To do. Copy all lines in which the word "question" can be found.

[Stored data entries]
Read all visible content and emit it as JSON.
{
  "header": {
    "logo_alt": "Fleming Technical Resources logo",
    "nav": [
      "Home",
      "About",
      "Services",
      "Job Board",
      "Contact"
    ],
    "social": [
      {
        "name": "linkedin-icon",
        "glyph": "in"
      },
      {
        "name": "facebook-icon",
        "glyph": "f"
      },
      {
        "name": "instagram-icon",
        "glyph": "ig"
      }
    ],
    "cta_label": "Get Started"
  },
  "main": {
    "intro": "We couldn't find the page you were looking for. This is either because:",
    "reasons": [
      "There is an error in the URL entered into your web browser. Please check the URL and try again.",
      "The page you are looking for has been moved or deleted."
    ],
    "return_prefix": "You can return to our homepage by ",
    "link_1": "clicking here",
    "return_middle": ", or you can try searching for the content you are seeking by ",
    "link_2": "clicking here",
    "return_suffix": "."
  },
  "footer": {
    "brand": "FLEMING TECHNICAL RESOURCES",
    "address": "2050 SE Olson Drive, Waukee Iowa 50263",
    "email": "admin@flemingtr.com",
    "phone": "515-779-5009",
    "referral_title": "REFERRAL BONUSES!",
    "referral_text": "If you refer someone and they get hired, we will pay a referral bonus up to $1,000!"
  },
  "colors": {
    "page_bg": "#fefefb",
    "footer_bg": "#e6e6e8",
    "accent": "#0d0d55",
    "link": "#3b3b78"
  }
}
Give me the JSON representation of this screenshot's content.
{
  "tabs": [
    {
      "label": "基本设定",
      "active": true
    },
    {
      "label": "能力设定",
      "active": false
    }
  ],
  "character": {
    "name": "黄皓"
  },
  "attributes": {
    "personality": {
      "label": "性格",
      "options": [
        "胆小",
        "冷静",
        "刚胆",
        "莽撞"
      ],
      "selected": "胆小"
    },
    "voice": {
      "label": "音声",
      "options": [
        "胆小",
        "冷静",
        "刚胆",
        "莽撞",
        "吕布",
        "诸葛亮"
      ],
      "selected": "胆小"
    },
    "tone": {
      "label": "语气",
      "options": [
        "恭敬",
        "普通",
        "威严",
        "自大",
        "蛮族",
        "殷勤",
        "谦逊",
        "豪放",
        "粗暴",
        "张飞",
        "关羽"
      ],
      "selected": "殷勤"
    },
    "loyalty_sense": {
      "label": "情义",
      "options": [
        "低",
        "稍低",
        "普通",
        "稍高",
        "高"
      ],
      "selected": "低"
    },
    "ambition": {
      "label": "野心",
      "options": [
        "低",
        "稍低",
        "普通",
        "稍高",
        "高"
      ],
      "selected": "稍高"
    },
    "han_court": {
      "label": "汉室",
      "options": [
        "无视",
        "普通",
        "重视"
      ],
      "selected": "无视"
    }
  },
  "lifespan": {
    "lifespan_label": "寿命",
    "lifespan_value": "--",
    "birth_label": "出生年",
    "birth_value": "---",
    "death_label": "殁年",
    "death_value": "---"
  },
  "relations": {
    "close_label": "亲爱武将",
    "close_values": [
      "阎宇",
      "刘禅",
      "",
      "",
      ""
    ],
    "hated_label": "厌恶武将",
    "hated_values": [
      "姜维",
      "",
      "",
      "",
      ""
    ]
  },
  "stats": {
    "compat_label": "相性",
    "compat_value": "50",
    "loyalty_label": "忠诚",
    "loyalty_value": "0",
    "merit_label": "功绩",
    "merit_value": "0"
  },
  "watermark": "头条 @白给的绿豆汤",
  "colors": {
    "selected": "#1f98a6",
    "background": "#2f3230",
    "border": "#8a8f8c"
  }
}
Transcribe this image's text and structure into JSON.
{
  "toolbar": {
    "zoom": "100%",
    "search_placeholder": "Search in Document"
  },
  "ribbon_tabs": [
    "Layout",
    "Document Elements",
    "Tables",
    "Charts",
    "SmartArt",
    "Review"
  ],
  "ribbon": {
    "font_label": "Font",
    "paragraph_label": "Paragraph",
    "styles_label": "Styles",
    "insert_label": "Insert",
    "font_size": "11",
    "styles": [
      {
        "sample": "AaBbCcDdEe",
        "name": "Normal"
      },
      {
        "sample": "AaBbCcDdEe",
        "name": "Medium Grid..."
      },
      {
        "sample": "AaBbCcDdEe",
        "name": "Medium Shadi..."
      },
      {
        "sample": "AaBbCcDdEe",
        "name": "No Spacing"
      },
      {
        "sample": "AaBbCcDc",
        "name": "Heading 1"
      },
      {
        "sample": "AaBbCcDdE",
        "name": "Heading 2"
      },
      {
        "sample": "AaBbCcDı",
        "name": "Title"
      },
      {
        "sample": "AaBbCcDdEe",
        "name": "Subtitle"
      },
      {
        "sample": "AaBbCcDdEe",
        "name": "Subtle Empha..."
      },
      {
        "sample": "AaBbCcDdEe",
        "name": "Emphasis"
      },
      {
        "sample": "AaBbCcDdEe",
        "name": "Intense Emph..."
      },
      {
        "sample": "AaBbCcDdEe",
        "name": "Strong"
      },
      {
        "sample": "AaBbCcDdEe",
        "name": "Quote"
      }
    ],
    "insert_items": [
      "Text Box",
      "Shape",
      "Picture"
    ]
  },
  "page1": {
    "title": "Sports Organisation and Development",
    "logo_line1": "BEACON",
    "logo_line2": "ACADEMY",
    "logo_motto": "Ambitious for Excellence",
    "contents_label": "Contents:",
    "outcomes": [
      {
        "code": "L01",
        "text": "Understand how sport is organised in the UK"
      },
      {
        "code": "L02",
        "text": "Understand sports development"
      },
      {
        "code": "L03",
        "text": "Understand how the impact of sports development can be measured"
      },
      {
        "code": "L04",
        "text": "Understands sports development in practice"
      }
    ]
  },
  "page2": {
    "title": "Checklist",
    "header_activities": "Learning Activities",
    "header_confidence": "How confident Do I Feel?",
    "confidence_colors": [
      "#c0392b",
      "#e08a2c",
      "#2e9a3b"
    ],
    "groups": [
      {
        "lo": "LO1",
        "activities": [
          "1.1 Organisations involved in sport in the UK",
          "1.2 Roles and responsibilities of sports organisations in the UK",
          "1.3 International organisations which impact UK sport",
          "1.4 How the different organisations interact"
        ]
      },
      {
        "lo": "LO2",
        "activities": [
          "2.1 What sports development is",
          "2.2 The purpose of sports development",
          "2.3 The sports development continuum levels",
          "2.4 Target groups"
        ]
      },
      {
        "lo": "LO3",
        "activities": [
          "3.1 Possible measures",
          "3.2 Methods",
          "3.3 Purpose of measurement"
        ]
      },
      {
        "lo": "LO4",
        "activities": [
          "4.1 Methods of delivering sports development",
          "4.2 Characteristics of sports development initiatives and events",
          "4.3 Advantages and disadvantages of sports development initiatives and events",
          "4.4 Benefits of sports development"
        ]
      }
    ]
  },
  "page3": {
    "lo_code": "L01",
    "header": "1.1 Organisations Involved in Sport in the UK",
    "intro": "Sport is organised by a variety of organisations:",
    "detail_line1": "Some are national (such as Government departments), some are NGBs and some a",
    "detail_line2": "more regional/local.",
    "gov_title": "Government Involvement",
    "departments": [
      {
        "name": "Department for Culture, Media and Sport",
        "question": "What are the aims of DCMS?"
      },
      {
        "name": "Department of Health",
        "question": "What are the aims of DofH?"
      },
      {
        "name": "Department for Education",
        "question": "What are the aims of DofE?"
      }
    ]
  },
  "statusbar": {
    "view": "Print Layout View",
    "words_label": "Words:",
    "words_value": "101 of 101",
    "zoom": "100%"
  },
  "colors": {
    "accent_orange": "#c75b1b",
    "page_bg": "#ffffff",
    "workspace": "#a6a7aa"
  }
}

--

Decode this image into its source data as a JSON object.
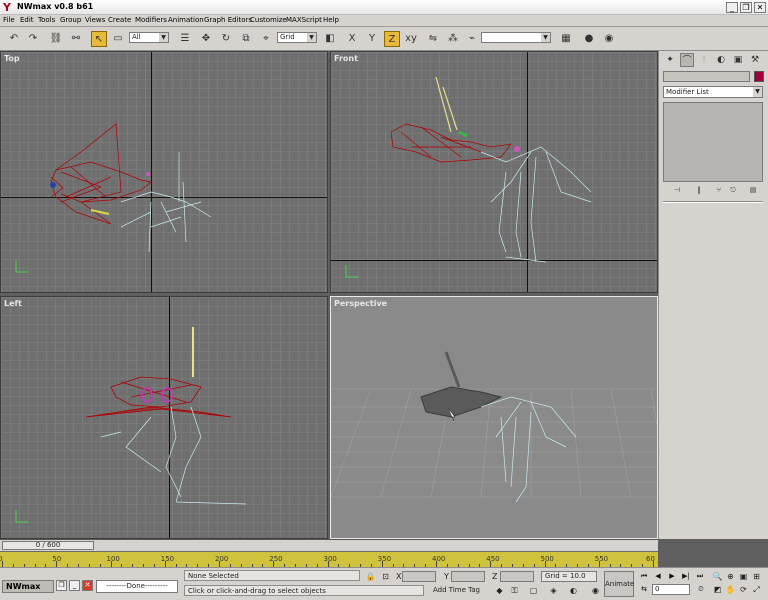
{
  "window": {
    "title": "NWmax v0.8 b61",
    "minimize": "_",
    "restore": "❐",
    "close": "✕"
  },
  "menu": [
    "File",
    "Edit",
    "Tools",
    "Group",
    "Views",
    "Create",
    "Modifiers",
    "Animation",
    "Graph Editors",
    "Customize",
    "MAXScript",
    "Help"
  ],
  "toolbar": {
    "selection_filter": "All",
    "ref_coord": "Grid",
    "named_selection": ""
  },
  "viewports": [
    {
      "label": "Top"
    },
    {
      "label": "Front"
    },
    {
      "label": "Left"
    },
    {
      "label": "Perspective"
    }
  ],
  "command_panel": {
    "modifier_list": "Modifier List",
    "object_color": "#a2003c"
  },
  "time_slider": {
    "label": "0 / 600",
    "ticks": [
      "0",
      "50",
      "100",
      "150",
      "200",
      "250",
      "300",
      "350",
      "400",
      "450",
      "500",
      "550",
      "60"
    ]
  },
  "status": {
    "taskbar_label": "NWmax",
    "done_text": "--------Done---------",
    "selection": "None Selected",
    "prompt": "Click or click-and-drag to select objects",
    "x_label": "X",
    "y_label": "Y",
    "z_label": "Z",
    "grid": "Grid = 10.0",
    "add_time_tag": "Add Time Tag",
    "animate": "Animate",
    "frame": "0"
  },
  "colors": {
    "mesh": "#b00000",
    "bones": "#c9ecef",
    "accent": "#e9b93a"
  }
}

Response.
        "question": "What are the aims of DCMS?"
        "question": "What are the aims of DofH?"
        "question": "What are the aims of DofE?"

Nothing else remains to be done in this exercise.